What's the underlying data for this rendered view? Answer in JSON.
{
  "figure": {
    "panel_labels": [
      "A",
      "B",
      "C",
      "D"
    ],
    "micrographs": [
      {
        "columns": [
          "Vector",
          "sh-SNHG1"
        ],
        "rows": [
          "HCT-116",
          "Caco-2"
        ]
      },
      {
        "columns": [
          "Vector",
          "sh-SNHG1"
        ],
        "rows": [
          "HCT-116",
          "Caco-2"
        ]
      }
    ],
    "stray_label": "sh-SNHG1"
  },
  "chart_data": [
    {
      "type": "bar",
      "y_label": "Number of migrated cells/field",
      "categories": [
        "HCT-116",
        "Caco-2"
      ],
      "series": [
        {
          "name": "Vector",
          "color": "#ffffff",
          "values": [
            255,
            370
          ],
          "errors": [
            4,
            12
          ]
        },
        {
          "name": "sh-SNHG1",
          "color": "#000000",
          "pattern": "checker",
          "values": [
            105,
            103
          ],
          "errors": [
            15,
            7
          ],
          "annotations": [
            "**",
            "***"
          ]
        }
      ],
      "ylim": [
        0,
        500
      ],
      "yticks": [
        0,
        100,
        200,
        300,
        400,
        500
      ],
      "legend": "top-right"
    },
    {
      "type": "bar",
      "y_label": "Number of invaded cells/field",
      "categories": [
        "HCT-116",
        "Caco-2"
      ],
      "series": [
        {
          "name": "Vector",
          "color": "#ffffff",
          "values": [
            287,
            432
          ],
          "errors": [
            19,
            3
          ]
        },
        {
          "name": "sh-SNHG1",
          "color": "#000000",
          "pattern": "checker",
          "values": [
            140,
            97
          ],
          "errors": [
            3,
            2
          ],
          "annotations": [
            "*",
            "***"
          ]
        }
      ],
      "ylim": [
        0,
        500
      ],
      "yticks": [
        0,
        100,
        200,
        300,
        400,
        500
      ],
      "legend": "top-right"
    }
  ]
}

━━━━━━━━━━

(To do)
Output the records above precisely.

(Expected answer)
What's the underlying data for this rendered view? Answer in JSON.
{
  "figure": {
    "panel_labels": [
      "A",
      "B",
      "C",
      "D"
    ],
    "micrographs": [
      {
        "columns": [
          "Vector",
          "sh-SNHG1"
        ],
        "rows": [
          "HCT-116",
          "Caco-2"
        ]
      },
      {
        "columns": [
          "Vector",
          "sh-SNHG1"
        ],
        "rows": [
          "HCT-116",
          "Caco-2"
        ]
      }
    ],
    "stray_label": "sh-SNHG1"
  },
  "chart_data": [
    {
      "type": "bar",
      "y_label": "Number of migrated cells/field",
      "categories": [
        "HCT-116",
        "Caco-2"
      ],
      "series": [
        {
          "name": "Vector",
          "color": "#ffffff",
          "values": [
            255,
            370
          ],
          "errors": [
            4,
            12
          ]
        },
        {
          "name": "sh-SNHG1",
          "color": "#000000",
          "pattern": "checker",
          "values": [
            105,
            103
          ],
          "errors": [
            15,
            7
          ],
          "annotations": [
            "**",
            "***"
          ]
        }
      ],
      "ylim": [
        0,
        500
      ],
      "yticks": [
        0,
        100,
        200,
        300,
        400,
        500
      ],
      "legend": "top-right"
    },
    {
      "type": "bar",
      "y_label": "Number of invaded cells/field",
      "categories": [
        "HCT-116",
        "Caco-2"
      ],
      "series": [
        {
          "name": "Vector",
          "color": "#ffffff",
          "values": [
            287,
            432
          ],
          "errors": [
            19,
            3
          ]
        },
        {
          "name": "sh-SNHG1",
          "color": "#000000",
          "pattern": "checker",
          "values": [
            140,
            97
          ],
          "errors": [
            3,
            2
          ],
          "annotations": [
            "*",
            "***"
          ]
        }
      ],
      "ylim": [
        0,
        500
      ],
      "yticks": [
        0,
        100,
        200,
        300,
        400,
        500
      ],
      "legend": "top-right"
    }
  ]
}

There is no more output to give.